▶
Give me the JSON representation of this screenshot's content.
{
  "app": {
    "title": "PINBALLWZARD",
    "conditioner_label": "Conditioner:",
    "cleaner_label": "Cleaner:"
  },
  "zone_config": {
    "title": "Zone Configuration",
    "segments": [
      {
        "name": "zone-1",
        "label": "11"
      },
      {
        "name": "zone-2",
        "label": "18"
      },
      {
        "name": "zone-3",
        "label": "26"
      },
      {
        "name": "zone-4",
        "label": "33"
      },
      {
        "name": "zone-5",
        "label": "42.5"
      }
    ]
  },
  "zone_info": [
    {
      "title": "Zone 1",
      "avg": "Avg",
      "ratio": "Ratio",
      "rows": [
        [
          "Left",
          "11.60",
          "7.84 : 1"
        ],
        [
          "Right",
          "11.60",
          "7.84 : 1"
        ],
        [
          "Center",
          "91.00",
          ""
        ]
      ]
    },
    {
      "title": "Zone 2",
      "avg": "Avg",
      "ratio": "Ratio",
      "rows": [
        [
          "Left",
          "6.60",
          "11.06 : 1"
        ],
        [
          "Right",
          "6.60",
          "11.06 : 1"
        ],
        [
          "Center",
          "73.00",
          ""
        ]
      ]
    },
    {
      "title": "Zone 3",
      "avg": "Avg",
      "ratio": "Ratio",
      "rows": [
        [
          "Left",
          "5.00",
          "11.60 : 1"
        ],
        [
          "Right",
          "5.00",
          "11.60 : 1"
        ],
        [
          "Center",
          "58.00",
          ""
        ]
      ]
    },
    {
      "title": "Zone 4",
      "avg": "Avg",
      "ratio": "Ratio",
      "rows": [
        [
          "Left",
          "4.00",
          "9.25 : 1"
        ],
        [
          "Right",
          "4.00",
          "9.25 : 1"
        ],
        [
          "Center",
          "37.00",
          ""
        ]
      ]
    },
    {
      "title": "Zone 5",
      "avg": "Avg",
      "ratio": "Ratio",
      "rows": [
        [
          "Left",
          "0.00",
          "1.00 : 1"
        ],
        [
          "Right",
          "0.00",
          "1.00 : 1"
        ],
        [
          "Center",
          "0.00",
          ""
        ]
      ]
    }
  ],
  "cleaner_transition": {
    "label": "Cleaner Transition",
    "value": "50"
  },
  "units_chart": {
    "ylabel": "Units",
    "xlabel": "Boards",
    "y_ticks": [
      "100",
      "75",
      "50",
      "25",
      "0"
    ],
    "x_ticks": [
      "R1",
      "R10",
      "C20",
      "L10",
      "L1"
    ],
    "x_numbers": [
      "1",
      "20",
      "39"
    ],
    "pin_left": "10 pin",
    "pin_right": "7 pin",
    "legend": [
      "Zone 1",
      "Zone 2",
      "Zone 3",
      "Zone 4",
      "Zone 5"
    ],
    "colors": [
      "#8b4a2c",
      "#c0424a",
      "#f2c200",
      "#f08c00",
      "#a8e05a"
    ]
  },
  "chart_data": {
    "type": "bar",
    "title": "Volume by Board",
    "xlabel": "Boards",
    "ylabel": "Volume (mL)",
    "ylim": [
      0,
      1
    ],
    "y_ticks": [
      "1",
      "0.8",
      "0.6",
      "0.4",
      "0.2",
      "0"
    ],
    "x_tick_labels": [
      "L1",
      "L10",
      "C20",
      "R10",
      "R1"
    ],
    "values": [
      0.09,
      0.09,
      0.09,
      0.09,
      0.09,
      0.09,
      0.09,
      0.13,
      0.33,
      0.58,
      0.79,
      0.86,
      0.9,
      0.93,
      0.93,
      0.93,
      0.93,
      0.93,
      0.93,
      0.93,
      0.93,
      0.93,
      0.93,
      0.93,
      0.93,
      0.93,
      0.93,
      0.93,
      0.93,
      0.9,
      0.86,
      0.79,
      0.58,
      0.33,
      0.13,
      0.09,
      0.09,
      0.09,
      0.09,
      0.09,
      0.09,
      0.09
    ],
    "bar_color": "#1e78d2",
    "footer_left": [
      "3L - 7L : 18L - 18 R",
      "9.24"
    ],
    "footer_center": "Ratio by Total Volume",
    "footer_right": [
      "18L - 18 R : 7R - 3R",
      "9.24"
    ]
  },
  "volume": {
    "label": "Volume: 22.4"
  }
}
◀
Task directions:
Extract all of the data shown above and repeat it verbatim.

Right answer:
Give me the JSON representation of this screenshot's content.
{
  "app": {
    "title": "PINBALLWZARD",
    "conditioner_label": "Conditioner:",
    "cleaner_label": "Cleaner:"
  },
  "zone_config": {
    "title": "Zone Configuration",
    "segments": [
      {
        "name": "zone-1",
        "label": "11"
      },
      {
        "name": "zone-2",
        "label": "18"
      },
      {
        "name": "zone-3",
        "label": "26"
      },
      {
        "name": "zone-4",
        "label": "33"
      },
      {
        "name": "zone-5",
        "label": "42.5"
      }
    ]
  },
  "zone_info": [
    {
      "title": "Zone 1",
      "avg": "Avg",
      "ratio": "Ratio",
      "rows": [
        [
          "Left",
          "11.60",
          "7.84 : 1"
        ],
        [
          "Right",
          "11.60",
          "7.84 : 1"
        ],
        [
          "Center",
          "91.00",
          ""
        ]
      ]
    },
    {
      "title": "Zone 2",
      "avg": "Avg",
      "ratio": "Ratio",
      "rows": [
        [
          "Left",
          "6.60",
          "11.06 : 1"
        ],
        [
          "Right",
          "6.60",
          "11.06 : 1"
        ],
        [
          "Center",
          "73.00",
          ""
        ]
      ]
    },
    {
      "title": "Zone 3",
      "avg": "Avg",
      "ratio": "Ratio",
      "rows": [
        [
          "Left",
          "5.00",
          "11.60 : 1"
        ],
        [
          "Right",
          "5.00",
          "11.60 : 1"
        ],
        [
          "Center",
          "58.00",
          ""
        ]
      ]
    },
    {
      "title": "Zone 4",
      "avg": "Avg",
      "ratio": "Ratio",
      "rows": [
        [
          "Left",
          "4.00",
          "9.25 : 1"
        ],
        [
          "Right",
          "4.00",
          "9.25 : 1"
        ],
        [
          "Center",
          "37.00",
          ""
        ]
      ]
    },
    {
      "title": "Zone 5",
      "avg": "Avg",
      "ratio": "Ratio",
      "rows": [
        [
          "Left",
          "0.00",
          "1.00 : 1"
        ],
        [
          "Right",
          "0.00",
          "1.00 : 1"
        ],
        [
          "Center",
          "0.00",
          ""
        ]
      ]
    }
  ],
  "cleaner_transition": {
    "label": "Cleaner Transition",
    "value": "50"
  },
  "units_chart": {
    "ylabel": "Units",
    "xlabel": "Boards",
    "y_ticks": [
      "100",
      "75",
      "50",
      "25",
      "0"
    ],
    "x_ticks": [
      "R1",
      "R10",
      "C20",
      "L10",
      "L1"
    ],
    "x_numbers": [
      "1",
      "20",
      "39"
    ],
    "pin_left": "10 pin",
    "pin_right": "7 pin",
    "legend": [
      "Zone 1",
      "Zone 2",
      "Zone 3",
      "Zone 4",
      "Zone 5"
    ],
    "colors": [
      "#8b4a2c",
      "#c0424a",
      "#f2c200",
      "#f08c00",
      "#a8e05a"
    ]
  },
  "chart_data": {
    "type": "bar",
    "title": "Volume by Board",
    "xlabel": "Boards",
    "ylabel": "Volume (mL)",
    "ylim": [
      0,
      1
    ],
    "y_ticks": [
      "1",
      "0.8",
      "0.6",
      "0.4",
      "0.2",
      "0"
    ],
    "x_tick_labels": [
      "L1",
      "L10",
      "C20",
      "R10",
      "R1"
    ],
    "values": [
      0.09,
      0.09,
      0.09,
      0.09,
      0.09,
      0.09,
      0.09,
      0.13,
      0.33,
      0.58,
      0.79,
      0.86,
      0.9,
      0.93,
      0.93,
      0.93,
      0.93,
      0.93,
      0.93,
      0.93,
      0.93,
      0.93,
      0.93,
      0.93,
      0.93,
      0.93,
      0.93,
      0.93,
      0.93,
      0.9,
      0.86,
      0.79,
      0.58,
      0.33,
      0.13,
      0.09,
      0.09,
      0.09,
      0.09,
      0.09,
      0.09,
      0.09
    ],
    "bar_color": "#1e78d2",
    "footer_left": [
      "3L - 7L : 18L - 18 R",
      "9.24"
    ],
    "footer_center": "Ratio by Total Volume",
    "footer_right": [
      "18L - 18 R : 7R - 3R",
      "9.24"
    ]
  },
  "volume": {
    "label": "Volume: 22.4"
  }
}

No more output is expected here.